Stored records
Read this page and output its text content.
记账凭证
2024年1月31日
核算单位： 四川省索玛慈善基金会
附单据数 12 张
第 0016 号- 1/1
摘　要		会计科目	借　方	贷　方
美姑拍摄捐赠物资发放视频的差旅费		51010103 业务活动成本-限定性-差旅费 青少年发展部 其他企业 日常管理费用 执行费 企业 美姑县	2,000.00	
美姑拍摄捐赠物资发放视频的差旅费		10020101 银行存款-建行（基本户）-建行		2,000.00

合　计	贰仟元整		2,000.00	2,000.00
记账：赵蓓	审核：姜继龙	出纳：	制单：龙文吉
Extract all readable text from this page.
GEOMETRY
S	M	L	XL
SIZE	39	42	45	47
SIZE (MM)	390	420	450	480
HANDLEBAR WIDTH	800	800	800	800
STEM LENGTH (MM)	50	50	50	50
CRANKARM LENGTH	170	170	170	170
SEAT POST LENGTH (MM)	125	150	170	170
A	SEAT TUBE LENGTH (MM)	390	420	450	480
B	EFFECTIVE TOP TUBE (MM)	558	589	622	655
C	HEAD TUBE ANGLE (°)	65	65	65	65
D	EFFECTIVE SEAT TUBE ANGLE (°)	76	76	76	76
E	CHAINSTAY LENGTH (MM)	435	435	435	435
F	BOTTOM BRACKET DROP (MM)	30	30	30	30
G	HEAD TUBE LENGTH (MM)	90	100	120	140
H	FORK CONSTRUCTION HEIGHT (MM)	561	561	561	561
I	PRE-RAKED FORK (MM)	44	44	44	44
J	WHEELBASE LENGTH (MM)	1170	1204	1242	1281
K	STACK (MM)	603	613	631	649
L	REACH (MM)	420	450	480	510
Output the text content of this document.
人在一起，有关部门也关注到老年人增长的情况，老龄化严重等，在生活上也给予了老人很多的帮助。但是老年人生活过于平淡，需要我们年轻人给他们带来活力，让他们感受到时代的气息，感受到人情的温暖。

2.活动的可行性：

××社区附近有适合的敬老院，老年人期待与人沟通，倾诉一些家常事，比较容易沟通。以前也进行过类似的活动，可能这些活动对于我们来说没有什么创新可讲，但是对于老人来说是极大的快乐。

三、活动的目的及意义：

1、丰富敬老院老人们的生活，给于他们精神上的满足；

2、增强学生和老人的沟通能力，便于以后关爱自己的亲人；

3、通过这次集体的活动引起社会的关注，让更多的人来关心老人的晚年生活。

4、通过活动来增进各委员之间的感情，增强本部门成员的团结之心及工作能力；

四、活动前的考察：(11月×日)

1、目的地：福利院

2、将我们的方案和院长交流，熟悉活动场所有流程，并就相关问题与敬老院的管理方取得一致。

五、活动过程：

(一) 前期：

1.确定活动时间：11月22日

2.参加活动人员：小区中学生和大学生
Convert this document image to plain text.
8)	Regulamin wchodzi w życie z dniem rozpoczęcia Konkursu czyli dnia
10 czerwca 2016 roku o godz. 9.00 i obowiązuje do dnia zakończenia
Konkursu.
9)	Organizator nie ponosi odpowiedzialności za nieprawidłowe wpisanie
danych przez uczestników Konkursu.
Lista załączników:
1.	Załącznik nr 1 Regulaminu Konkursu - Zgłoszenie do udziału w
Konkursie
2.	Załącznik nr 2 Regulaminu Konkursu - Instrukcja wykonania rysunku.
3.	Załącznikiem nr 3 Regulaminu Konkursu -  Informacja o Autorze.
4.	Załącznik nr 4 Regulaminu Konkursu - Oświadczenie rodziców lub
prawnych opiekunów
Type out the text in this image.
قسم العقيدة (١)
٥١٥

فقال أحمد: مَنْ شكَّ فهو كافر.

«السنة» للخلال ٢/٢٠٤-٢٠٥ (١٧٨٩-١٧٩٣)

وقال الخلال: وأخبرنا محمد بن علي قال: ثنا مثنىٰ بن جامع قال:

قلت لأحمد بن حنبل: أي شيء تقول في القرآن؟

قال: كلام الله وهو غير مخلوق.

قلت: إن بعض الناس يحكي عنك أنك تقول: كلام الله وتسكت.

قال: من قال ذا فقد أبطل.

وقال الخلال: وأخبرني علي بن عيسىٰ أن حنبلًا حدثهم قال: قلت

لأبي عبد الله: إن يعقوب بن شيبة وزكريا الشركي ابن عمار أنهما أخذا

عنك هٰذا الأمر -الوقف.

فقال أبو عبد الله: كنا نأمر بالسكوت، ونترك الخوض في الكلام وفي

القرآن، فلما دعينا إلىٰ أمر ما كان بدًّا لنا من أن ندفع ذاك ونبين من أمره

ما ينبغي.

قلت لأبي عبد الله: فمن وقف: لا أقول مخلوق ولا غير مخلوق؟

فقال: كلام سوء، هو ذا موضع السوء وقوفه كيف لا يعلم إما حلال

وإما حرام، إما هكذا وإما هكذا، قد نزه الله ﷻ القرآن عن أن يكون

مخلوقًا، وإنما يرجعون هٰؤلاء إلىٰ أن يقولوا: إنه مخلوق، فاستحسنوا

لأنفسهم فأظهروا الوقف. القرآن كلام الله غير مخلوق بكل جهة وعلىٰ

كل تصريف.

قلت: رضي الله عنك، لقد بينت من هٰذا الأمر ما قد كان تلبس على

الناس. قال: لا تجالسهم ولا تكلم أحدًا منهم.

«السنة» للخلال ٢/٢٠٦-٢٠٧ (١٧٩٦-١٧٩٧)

● **WHAT YOU HAVE TO DO**
Each record above should be returned exactly as it appears.

● **OUTPUT FOR THIS TASK**
Read this page and output its text content.
记账凭证
2024年1月31日
核算单位： 四川省索玛慈善基金会
附单据数 12 张
第 0016 号- 1/1
摘　要		会计科目	借　方	贷　方
美姑拍摄捐赠物资发放视频的差旅费		51010103 业务活动成本-限定性-差旅费 青少年发展部 其他企业 日常管理费用 执行费 企业 美姑县	2,000.00	
美姑拍摄捐赠物资发放视频的差旅费		10020101 银行存款-建行（基本户）-建行		2,000.00

合　计	贰仟元整		2,000.00	2,000.00
记账：赵蓓	审核：姜继龙	出纳：	制单：龙文吉
Extract all readable text from this page.
GEOMETRY
S	M	L	XL
SIZE	39	42	45	47
SIZE (MM)	390	420	450	480
HANDLEBAR WIDTH	800	800	800	800
STEM LENGTH (MM)	50	50	50	50
CRANKARM LENGTH	170	170	170	170
SEAT POST LENGTH (MM)	125	150	170	170
A	SEAT TUBE LENGTH (MM)	390	420	450	480
B	EFFECTIVE TOP TUBE (MM)	558	589	622	655
C	HEAD TUBE ANGLE (°)	65	65	65	65
D	EFFECTIVE SEAT TUBE ANGLE (°)	76	76	76	76
E	CHAINSTAY LENGTH (MM)	435	435	435	435
F	BOTTOM BRACKET DROP (MM)	30	30	30	30
G	HEAD TUBE LENGTH (MM)	90	100	120	140
H	FORK CONSTRUCTION HEIGHT (MM)	561	561	561	561
I	PRE-RAKED FORK (MM)	44	44	44	44
J	WHEELBASE LENGTH (MM)	1170	1204	1242	1281
K	STACK (MM)	603	613	631	649
L	REACH (MM)	420	450	480	510
Output the text content of this document.
人在一起，有关部门也关注到老年人增长的情况，老龄化严重等，在生活上也给予了老人很多的帮助。但是老年人生活过于平淡，需要我们年轻人给他们带来活力，让他们感受到时代的气息，感受到人情的温暖。

2.活动的可行性：

××社区附近有适合的敬老院，老年人期待与人沟通，倾诉一些家常事，比较容易沟通。以前也进行过类似的活动，可能这些活动对于我们来说没有什么创新可讲，但是对于老人来说是极大的快乐。

三、活动的目的及意义：

1、丰富敬老院老人们的生活，给于他们精神上的满足；

2、增强学生和老人的沟通能力，便于以后关爱自己的亲人；

3、通过这次集体的活动引起社会的关注，让更多的人来关心老人的晚年生活。

4、通过活动来增进各委员之间的感情，增强本部门成员的团结之心及工作能力；

四、活动前的考察：(11月×日)

1、目的地：福利院

2、将我们的方案和院长交流，熟悉活动场所有流程，并就相关问题与敬老院的管理方取得一致。

五、活动过程：

(一) 前期：

1.确定活动时间：11月22日

2.参加活动人员：小区中学生和大学生
Convert this document image to plain text.
8)	Regulamin wchodzi w życie z dniem rozpoczęcia Konkursu czyli dnia
10 czerwca 2016 roku o godz. 9.00 i obowiązuje do dnia zakończenia
Konkursu.
9)	Organizator nie ponosi odpowiedzialności za nieprawidłowe wpisanie
danych przez uczestników Konkursu.
Lista załączników:
1.	Załącznik nr 1 Regulaminu Konkursu - Zgłoszenie do udziału w
Konkursie
2.	Załącznik nr 2 Regulaminu Konkursu - Instrukcja wykonania rysunku.
3.	Załącznikiem nr 3 Regulaminu Konkursu -  Informacja o Autorze.
4.	Załącznik nr 4 Regulaminu Konkursu - Oświadczenie rodziców lub
prawnych opiekunów
Type out the text in this image.
قسم العقيدة (١)
٥١٥

فقال أحمد: مَنْ شكَّ فهو كافر.

«السنة» للخلال ٢/٢٠٤-٢٠٥ (١٧٨٩-١٧٩٣)

وقال الخلال: وأخبرنا محمد بن علي قال: ثنا مثنىٰ بن جامع قال:

قلت لأحمد بن حنبل: أي شيء تقول في القرآن؟

قال: كلام الله وهو غير مخلوق.

قلت: إن بعض الناس يحكي عنك أنك تقول: كلام الله وتسكت.

قال: من قال ذا فقد أبطل.

وقال الخلال: وأخبرني علي بن عيسىٰ أن حنبلًا حدثهم قال: قلت

لأبي عبد الله: إن يعقوب بن شيبة وزكريا الشركي ابن عمار أنهما أخذا

عنك هٰذا الأمر -الوقف.

فقال أبو عبد الله: كنا نأمر بالسكوت، ونترك الخوض في الكلام وفي

القرآن، فلما دعينا إلىٰ أمر ما كان بدًّا لنا من أن ندفع ذاك ونبين من أمره

ما ينبغي.

قلت لأبي عبد الله: فمن وقف: لا أقول مخلوق ولا غير مخلوق؟

فقال: كلام سوء، هو ذا موضع السوء وقوفه كيف لا يعلم إما حلال

وإما حرام، إما هكذا وإما هكذا، قد نزه الله ﷻ القرآن عن أن يكون

مخلوقًا، وإنما يرجعون هٰؤلاء إلىٰ أن يقولوا: إنه مخلوق، فاستحسنوا

لأنفسهم فأظهروا الوقف. القرآن كلام الله غير مخلوق بكل جهة وعلىٰ

كل تصريف.

قلت: رضي الله عنك، لقد بينت من هٰذا الأمر ما قد كان تلبس على

الناس. قال: لا تجالسهم ولا تكلم أحدًا منهم.

«السنة» للخلال ٢/٢٠٦-٢٠٧ (١٧٩٦-١٧٩٧)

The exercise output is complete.